[MATERIAL PROVIDED start]

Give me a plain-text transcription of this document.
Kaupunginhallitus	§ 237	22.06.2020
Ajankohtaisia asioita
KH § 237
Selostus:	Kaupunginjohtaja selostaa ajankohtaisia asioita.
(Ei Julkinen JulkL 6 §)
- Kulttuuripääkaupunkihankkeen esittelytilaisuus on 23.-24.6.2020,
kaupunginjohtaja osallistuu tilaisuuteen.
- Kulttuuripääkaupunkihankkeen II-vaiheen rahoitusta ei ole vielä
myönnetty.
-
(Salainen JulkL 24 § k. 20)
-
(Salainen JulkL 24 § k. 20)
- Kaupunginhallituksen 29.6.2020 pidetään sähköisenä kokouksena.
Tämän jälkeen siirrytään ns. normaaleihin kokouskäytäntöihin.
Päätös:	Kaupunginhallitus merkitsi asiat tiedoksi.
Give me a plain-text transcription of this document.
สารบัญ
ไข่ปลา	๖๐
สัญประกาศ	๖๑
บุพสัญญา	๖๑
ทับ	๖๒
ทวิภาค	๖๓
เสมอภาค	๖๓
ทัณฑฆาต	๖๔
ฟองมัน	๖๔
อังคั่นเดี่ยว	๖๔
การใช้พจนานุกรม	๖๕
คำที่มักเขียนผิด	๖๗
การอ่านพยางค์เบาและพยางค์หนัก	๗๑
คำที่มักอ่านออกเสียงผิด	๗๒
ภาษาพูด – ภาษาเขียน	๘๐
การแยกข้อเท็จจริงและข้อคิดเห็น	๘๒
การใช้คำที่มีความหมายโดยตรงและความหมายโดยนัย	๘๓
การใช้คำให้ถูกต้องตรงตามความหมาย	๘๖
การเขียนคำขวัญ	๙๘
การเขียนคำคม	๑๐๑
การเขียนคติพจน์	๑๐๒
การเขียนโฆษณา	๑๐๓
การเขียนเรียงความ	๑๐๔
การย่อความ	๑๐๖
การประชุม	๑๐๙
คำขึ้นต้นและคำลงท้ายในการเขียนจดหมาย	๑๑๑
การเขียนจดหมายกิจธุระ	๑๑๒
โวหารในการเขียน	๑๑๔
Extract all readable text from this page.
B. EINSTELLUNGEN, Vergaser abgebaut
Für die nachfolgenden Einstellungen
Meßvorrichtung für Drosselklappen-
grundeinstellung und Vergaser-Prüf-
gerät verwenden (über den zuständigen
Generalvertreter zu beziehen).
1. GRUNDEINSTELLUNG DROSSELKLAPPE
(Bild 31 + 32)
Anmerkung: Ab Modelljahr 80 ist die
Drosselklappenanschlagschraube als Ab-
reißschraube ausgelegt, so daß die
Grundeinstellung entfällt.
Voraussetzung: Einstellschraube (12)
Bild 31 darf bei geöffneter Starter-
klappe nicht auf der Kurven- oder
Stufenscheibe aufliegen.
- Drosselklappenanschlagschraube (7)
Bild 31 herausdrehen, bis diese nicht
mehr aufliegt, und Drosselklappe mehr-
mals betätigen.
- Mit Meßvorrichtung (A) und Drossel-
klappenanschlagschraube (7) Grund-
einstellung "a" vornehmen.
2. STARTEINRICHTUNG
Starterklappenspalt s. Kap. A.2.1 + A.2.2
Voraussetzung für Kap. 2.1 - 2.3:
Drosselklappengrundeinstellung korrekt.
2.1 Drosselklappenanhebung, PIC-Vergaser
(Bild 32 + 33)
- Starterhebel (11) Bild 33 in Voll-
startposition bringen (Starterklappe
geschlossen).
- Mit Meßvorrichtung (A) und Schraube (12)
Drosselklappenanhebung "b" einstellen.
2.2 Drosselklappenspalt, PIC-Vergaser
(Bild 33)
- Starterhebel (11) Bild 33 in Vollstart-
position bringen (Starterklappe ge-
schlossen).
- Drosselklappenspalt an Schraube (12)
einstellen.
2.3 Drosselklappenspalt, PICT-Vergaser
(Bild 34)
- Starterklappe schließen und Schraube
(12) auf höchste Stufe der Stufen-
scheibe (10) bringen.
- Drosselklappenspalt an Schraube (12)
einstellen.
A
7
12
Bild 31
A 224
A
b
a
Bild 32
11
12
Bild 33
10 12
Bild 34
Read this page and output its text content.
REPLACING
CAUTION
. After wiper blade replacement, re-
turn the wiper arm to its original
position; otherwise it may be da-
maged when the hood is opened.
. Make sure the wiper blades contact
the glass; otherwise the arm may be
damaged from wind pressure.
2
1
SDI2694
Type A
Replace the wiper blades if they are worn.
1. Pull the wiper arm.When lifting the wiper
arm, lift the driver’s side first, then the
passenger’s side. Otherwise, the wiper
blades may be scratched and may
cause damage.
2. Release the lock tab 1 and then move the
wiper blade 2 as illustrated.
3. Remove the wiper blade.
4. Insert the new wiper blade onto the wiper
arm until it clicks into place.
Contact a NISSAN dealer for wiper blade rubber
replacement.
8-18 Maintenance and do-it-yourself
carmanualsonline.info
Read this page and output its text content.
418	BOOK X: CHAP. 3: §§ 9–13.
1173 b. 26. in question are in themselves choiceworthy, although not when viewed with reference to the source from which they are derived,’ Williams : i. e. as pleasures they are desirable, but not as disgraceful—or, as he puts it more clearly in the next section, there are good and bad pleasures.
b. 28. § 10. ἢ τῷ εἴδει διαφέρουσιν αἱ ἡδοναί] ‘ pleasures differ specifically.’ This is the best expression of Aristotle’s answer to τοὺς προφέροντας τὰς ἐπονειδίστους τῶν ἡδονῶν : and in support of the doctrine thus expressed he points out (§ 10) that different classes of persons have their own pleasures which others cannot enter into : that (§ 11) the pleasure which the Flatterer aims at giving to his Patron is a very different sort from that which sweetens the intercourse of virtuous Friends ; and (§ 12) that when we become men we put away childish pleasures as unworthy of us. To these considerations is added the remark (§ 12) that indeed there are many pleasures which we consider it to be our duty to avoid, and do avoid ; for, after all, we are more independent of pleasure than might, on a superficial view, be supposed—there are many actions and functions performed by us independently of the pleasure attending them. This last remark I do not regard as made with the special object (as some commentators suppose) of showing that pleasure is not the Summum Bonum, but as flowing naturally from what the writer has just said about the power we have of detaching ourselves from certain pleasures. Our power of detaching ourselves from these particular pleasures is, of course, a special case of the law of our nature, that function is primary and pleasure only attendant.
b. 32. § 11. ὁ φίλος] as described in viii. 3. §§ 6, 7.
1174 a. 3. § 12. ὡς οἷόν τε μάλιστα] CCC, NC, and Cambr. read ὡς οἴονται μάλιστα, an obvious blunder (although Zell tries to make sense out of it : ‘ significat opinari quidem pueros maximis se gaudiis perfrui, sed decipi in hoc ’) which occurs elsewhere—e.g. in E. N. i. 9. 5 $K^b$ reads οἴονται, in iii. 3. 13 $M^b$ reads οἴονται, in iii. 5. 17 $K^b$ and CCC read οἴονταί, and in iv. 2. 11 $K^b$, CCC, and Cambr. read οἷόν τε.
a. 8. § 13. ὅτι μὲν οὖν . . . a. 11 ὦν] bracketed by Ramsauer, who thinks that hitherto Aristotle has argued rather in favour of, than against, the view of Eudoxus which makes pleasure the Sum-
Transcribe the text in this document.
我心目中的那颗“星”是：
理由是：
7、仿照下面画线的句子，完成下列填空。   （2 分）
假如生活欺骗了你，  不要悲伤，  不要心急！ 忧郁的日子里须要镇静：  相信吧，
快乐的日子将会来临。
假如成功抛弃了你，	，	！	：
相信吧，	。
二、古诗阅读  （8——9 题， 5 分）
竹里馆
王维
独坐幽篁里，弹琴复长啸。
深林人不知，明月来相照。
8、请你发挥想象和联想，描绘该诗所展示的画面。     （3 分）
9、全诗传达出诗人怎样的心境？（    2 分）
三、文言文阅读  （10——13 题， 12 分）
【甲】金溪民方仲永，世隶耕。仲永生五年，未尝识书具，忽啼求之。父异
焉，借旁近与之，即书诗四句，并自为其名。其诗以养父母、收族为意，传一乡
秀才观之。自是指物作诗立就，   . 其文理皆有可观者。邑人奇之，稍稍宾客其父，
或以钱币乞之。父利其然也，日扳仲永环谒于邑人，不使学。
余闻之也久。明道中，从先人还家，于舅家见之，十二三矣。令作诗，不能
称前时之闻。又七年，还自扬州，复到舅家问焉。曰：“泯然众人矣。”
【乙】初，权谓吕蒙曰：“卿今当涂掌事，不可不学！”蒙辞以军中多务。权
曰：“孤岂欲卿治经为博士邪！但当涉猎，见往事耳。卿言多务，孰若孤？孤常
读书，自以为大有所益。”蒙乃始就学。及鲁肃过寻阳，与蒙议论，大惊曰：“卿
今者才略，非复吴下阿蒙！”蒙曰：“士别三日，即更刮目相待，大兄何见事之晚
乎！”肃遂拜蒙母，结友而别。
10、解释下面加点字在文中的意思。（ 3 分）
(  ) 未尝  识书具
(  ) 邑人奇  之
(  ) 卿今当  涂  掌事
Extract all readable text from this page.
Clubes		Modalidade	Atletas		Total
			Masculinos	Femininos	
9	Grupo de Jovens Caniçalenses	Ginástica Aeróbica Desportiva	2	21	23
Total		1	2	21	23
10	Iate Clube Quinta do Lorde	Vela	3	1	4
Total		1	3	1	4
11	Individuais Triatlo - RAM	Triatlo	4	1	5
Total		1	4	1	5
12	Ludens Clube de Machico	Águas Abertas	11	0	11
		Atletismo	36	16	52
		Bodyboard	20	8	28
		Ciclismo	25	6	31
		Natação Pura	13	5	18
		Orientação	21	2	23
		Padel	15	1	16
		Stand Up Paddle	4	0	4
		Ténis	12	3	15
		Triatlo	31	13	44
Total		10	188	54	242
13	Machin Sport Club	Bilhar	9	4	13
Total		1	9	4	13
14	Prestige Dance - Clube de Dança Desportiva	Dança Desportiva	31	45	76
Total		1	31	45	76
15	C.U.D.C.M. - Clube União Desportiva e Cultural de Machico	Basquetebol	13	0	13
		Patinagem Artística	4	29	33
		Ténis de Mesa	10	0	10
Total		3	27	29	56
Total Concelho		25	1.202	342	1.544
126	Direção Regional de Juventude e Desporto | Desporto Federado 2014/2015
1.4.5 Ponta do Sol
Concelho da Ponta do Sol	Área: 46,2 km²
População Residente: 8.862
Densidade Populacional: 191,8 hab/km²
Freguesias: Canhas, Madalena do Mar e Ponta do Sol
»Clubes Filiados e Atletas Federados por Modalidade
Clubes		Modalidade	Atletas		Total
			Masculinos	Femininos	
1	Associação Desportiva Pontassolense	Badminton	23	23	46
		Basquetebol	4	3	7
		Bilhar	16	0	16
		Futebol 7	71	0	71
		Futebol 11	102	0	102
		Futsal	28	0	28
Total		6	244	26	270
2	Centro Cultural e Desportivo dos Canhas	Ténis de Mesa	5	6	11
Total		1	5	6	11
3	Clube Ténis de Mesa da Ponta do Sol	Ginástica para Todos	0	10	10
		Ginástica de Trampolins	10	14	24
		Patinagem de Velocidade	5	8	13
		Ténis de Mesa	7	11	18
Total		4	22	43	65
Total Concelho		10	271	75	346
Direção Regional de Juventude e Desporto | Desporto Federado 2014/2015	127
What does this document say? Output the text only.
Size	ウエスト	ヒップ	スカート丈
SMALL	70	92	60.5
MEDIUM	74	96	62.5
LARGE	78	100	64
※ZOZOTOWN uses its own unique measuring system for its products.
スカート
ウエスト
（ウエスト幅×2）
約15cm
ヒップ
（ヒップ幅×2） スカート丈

[MATERIAL PROVIDED end]

| WHAT IS NEEDED |
Within the listing above, find every line containing the string "Patinagem" and return it.

| OUTPUT FOR THIS TASK |
		Patinagem Artística	4	29	33
		Patinagem de Velocidade	5	8	13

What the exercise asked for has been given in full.